(Collected data entries)
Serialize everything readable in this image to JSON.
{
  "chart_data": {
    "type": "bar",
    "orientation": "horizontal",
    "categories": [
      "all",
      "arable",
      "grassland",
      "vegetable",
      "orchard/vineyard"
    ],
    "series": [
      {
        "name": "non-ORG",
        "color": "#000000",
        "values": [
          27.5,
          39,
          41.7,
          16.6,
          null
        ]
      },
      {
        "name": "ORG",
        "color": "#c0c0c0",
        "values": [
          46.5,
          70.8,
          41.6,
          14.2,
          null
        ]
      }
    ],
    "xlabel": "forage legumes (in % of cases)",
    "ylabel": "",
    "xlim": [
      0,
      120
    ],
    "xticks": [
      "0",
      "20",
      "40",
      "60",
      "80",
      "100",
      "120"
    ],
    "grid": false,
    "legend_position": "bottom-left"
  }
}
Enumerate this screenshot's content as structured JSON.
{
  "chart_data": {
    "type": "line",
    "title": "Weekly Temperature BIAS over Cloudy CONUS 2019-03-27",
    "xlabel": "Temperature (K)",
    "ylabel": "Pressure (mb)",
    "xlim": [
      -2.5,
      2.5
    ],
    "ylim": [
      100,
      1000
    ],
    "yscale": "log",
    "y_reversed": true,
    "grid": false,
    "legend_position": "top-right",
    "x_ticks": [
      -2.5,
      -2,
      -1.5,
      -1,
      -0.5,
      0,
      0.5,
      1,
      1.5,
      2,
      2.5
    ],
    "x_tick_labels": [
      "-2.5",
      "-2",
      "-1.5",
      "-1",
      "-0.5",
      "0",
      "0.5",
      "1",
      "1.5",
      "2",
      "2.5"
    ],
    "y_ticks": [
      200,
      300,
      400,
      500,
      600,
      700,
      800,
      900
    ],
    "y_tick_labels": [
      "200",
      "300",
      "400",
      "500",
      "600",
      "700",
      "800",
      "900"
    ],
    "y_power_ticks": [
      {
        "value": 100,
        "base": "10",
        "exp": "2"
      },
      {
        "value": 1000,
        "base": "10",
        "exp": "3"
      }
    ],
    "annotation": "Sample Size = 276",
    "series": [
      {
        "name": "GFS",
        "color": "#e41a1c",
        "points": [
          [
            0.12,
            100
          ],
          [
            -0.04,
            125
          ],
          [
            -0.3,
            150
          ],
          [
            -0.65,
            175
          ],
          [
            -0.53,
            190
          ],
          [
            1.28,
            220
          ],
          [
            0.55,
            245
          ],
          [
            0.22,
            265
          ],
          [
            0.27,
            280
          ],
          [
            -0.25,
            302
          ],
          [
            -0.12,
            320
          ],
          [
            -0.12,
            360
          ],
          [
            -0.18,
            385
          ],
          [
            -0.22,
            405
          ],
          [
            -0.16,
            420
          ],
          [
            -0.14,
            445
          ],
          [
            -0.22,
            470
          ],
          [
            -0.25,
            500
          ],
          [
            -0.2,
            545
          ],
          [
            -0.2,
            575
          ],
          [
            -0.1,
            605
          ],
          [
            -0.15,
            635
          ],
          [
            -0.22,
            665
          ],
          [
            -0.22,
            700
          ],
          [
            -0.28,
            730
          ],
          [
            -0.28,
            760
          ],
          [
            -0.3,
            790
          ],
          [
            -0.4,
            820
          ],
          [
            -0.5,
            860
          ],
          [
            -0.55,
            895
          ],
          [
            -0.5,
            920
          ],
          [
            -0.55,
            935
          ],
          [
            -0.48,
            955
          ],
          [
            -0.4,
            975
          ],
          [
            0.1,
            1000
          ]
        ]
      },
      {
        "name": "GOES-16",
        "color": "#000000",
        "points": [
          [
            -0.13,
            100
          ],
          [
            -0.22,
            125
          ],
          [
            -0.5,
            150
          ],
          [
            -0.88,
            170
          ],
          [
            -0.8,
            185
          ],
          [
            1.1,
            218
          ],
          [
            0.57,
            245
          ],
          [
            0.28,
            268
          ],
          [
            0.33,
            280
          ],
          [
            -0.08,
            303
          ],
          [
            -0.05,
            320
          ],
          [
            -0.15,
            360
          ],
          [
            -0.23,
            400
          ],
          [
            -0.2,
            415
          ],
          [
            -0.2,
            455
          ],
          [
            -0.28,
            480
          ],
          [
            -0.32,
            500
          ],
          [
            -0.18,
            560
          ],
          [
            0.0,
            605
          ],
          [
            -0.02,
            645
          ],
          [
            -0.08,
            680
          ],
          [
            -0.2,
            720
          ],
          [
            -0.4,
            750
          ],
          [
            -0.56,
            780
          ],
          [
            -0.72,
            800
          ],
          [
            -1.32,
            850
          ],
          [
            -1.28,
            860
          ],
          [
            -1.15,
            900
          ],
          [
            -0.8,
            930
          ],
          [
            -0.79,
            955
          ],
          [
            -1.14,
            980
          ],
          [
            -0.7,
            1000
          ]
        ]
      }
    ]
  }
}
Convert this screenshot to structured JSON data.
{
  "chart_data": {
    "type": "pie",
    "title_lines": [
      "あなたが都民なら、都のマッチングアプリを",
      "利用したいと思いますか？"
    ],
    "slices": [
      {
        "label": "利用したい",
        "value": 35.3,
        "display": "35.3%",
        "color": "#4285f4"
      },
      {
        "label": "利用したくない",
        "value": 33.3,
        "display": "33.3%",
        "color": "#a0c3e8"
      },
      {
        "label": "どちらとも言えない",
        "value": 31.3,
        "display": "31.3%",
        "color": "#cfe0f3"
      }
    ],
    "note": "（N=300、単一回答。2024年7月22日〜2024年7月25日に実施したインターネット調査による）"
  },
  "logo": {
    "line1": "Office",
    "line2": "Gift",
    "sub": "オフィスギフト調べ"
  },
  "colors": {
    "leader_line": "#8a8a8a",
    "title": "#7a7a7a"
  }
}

* [Given instruction] From the listing, copy each line containing the word "Temperature".

* [Expected answer]
    "title": "Weekly Temperature BIAS over Cloudy CONUS 2019-03-27",
    "xlabel": "Temperature (K)",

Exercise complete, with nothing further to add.